Stored records:
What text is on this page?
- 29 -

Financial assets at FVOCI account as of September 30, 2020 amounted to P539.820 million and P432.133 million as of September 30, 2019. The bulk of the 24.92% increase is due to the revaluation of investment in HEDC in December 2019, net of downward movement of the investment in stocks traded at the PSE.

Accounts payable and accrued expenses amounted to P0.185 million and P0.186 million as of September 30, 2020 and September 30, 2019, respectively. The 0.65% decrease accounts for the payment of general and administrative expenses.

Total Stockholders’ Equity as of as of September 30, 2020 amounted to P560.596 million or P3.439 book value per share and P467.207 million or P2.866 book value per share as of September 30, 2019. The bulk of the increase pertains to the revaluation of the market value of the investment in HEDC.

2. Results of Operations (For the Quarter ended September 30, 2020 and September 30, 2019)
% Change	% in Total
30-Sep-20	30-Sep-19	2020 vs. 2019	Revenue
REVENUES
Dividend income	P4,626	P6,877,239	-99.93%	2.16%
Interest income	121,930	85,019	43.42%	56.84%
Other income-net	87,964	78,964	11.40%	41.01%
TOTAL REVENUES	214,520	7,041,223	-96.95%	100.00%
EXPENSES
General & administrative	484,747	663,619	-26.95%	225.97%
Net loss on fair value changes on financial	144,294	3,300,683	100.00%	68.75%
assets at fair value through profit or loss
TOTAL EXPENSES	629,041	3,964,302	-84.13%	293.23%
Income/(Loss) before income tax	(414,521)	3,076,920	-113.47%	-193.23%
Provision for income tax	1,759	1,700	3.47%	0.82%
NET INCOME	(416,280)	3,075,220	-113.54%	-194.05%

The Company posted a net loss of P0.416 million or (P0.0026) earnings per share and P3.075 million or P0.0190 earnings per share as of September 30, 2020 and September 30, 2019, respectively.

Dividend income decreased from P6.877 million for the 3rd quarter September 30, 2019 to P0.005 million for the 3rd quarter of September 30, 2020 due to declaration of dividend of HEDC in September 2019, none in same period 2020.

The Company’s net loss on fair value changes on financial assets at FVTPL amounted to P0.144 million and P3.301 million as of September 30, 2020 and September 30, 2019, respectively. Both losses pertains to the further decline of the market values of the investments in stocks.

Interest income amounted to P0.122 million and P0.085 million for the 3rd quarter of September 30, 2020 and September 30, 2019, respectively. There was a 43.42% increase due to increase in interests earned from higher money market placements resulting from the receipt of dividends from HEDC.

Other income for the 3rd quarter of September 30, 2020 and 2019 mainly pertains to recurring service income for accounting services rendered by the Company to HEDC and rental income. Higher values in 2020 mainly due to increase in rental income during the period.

Problem to work on. Which lines contain "REVENUES"? Copy each of them out.

Result below.
REVENUES
TOTAL REVENUES	214,520	7,041,223	-96.95%	100.00%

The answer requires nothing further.